_REQUIRED TASK:_ Leave every picture out and write out the records below exactly.

(Recorded data)

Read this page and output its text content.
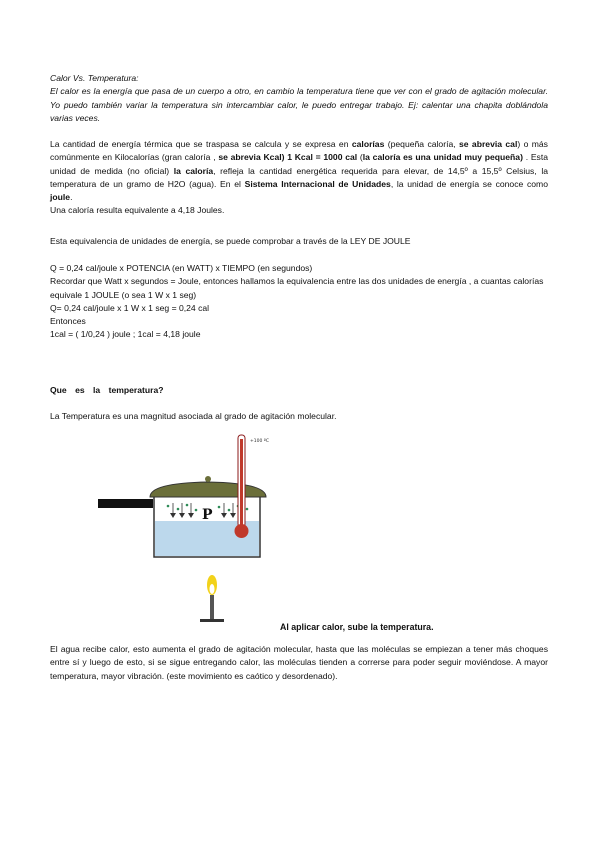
Calor Vs. Temperatura:

El calor es la energía que pasa de un cuerpo a otro, en cambio la temperatura tiene que ver con el grado de agitación molecular. Yo puedo también variar la temperatura sin intercambiar calor, le puedo entregar trabajo. Ej: calentar una chapita doblándola varias veces.

La cantidad de energía térmica que se traspasa se calcula y se expresa en calorías (pequeña caloría, se abrevia cal) o más comúnmente en Kilocalorías (gran caloría , se abrevia Kcal) 1 Kcal = 1000 cal (la caloría es una unidad muy pequeña) . Esta unidad de medida (no oficial) la caloría, refleja la cantidad energética requerida para elevar, de 14,5º a 15,5º Celsius, la temperatura de un gramo de H2O (agua). En el Sistema Internacional de Unidades, la unidad de energía se conoce como joule.

Una caloría resulta equivalente a 4,18 Joules.

Esta equivalencia de unidades de energía, se puede comprobar a través de la LEY DE JOULE

Q = 0,24 cal/joule x POTENCIA (en WATT) x TIEMPO (en segundos)

Recordar que Watt x segundos = Joule, entonces hallamos la equivalencia entre las dos unidades de energía , a cuantas calorías equivale 1 JOULE (o sea 1 W x 1 seg)

Q= 0,24 cal/joule x 1 W x 1 seg = 0,24 cal

Entonces

1cal = ( 1/0,24 ) joule ; 1cal = 4,18 joule

Que es la temperatura?
La Temperatura es una magnitud asociada al grado de agitación molecular.
P
+100 ºC
Al aplicar calor, sube la temperatura.
El agua recibe calor, esto aumenta el grado de agitación molecular, hasta que las moléculas se empiezan a tener más choques entre sí y luego de esto, si se sigue entregando calor, las moléculas tienden a correrse para poder seguir moviéndose. A mayor temperatura, mayor vibración. (este movimiento es caótico y desordenado).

_EXERCISE OUTPUT:_
Read this page and output its text content.
Calor Vs. Temperatura:

El calor es la energía que pasa de un cuerpo a otro, en cambio la temperatura tiene que ver con el grado de agitación molecular. Yo puedo también variar la temperatura sin intercambiar calor, le puedo entregar trabajo. Ej: calentar una chapita doblándola varias veces.

La cantidad de energía térmica que se traspasa se calcula y se expresa en calorías (pequeña caloría, se abrevia cal) o más comúnmente en Kilocalorías (gran caloría , se abrevia Kcal) 1 Kcal = 1000 cal (la caloría es una unidad muy pequeña) . Esta unidad de medida (no oficial) la caloría, refleja la cantidad energética requerida para elevar, de 14,5º a 15,5º Celsius, la temperatura de un gramo de H2O (agua). En el Sistema Internacional de Unidades, la unidad de energía se conoce como joule.

Una caloría resulta equivalente a 4,18 Joules.

Esta equivalencia de unidades de energía, se puede comprobar a través de la LEY DE JOULE

Q = 0,24 cal/joule x POTENCIA (en WATT) x TIEMPO (en segundos)

Recordar que Watt x segundos = Joule, entonces hallamos la equivalencia entre las dos unidades de energía , a cuantas calorías equivale 1 JOULE (o sea 1 W x 1 seg)

Q= 0,24 cal/joule x 1 W x 1 seg = 0,24 cal

Entonces

1cal = ( 1/0,24 ) joule ; 1cal = 4,18 joule

Que es la temperatura?
La Temperatura es una magnitud asociada al grado de agitación molecular.
P
+100 ºC
Al aplicar calor, sube la temperatura.
El agua recibe calor, esto aumenta el grado de agitación molecular, hasta que las moléculas se empiezan a tener más choques entre sí y luego de esto, si se sigue entregando calor, las moléculas tienden a correrse para poder seguir moviéndose. A mayor temperatura, mayor vibración. (este movimiento es caótico y desordenado).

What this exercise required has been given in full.